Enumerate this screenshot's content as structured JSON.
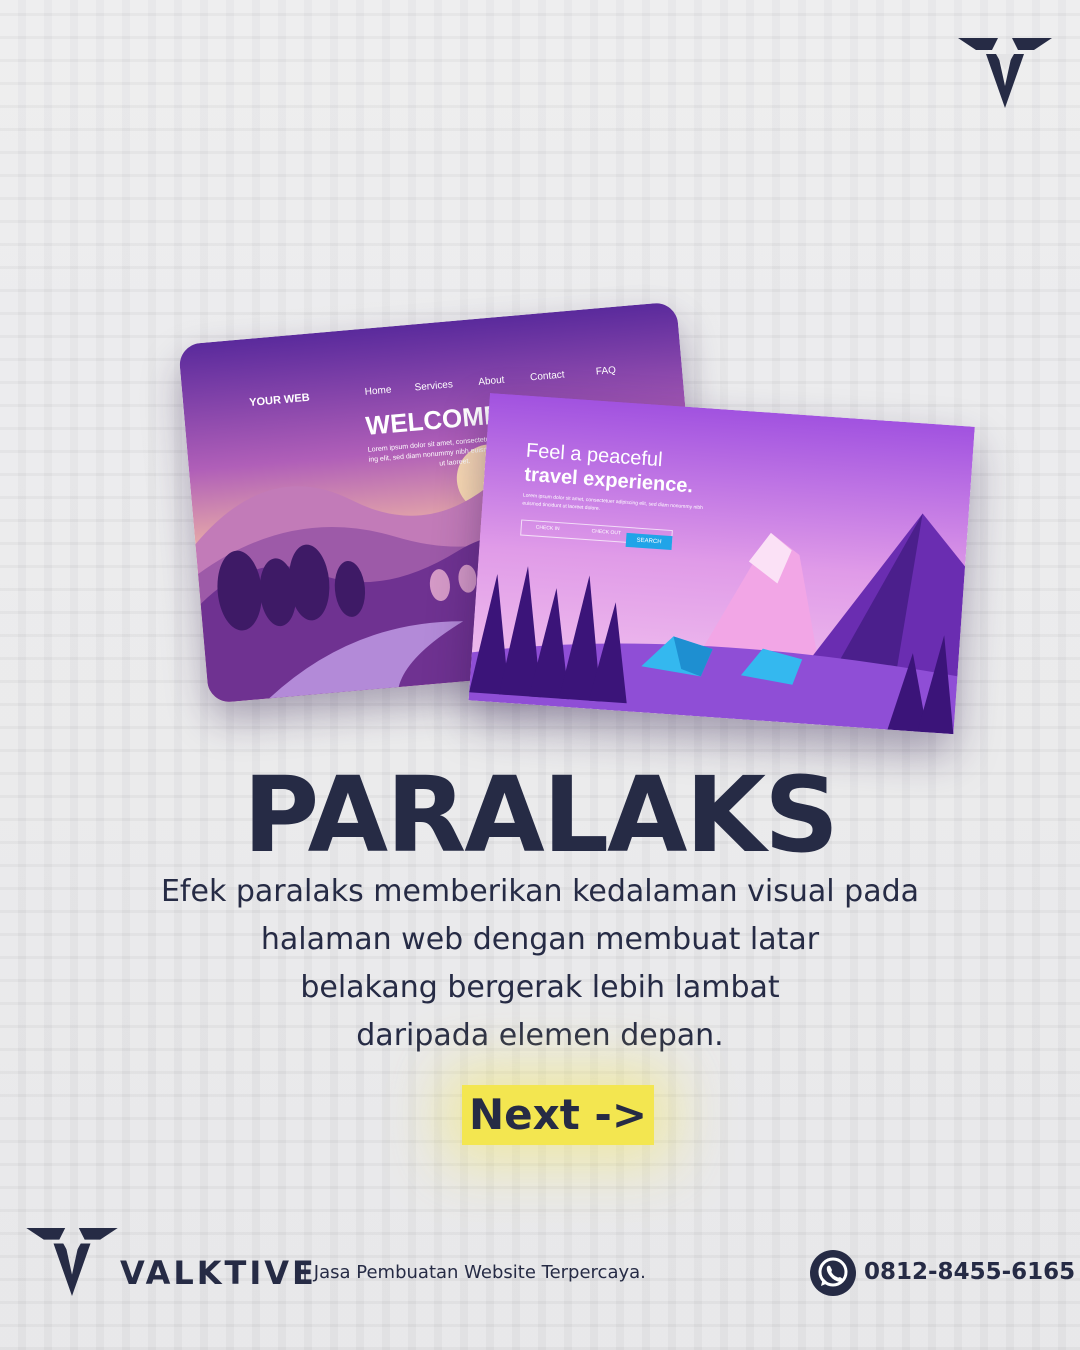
{
  "mockup_back": {
    "brand": "YOUR WEB",
    "nav": [
      "Home",
      "Services",
      "About",
      "Contact",
      "FAQ"
    ],
    "hero_title": "WELCOME",
    "hero_text_1": "Lorem ipsum dolor sit amet, consectetuer",
    "hero_text_2": "ing elit, sed diam nonummy nibh euismod",
    "hero_text_3": "ut laoreet."
  },
  "mockup_front": {
    "title_line1": "Feel a peaceful",
    "title_line2": "travel experience.",
    "body_text": "Lorem ipsum dolor sit amet, consectetuer adipiscing elit, sed diam nonummy nibh euismod tincidunt ut laoreet dolore.",
    "check_in": "CHECK IN",
    "check_out": "CHECK OUT",
    "search_label": "SEARCH"
  },
  "headline": "PARALAKS",
  "description": {
    "line1": "Efek paralaks memberikan kedalaman visual pada",
    "line2": "halaman web dengan membuat latar",
    "line3": "belakang bergerak lebih lambat",
    "line4": "daripada elemen depan."
  },
  "next_label": "Next ->",
  "footer": {
    "brand": "VALKTIVE",
    "tagline": "| Jasa Pembuatan Website Terpercaya.",
    "phone": "0812-8455-6165"
  },
  "colors": {
    "navy": "#262b45",
    "yellow": "#f3e650",
    "purple": "#7b3fc7",
    "pink": "#f2a6e6"
  },
  "icons": [
    "valktive-logo-icon",
    "whatsapp-icon"
  ]
}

◆ ◆ ◆ ◆ ◆ ◆ ◆

[Exercise]:
Omit the pictures and reproduce the listing exactly.

[Answer in full]:
Enumerate this screenshot's content as structured JSON.
{
  "mockup_back": {
    "brand": "YOUR WEB",
    "nav": [
      "Home",
      "Services",
      "About",
      "Contact",
      "FAQ"
    ],
    "hero_title": "WELCOME",
    "hero_text_1": "Lorem ipsum dolor sit amet, consectetuer",
    "hero_text_2": "ing elit, sed diam nonummy nibh euismod",
    "hero_text_3": "ut laoreet."
  },
  "mockup_front": {
    "title_line1": "Feel a peaceful",
    "title_line2": "travel experience.",
    "body_text": "Lorem ipsum dolor sit amet, consectetuer adipiscing elit, sed diam nonummy nibh euismod tincidunt ut laoreet dolore.",
    "check_in": "CHECK IN",
    "check_out": "CHECK OUT",
    "search_label": "SEARCH"
  },
  "headline": "PARALAKS",
  "description": {
    "line1": "Efek paralaks memberikan kedalaman visual pada",
    "line2": "halaman web dengan membuat latar",
    "line3": "belakang bergerak lebih lambat",
    "line4": "daripada elemen depan."
  },
  "next_label": "Next ->",
  "footer": {
    "brand": "VALKTIVE",
    "tagline": "| Jasa Pembuatan Website Terpercaya.",
    "phone": "0812-8455-6165"
  },
  "colors": {
    "navy": "#262b45",
    "yellow": "#f3e650",
    "purple": "#7b3fc7",
    "pink": "#f2a6e6"
  },
  "icons": [
    "valktive-logo-icon",
    "whatsapp-icon"
  ]
}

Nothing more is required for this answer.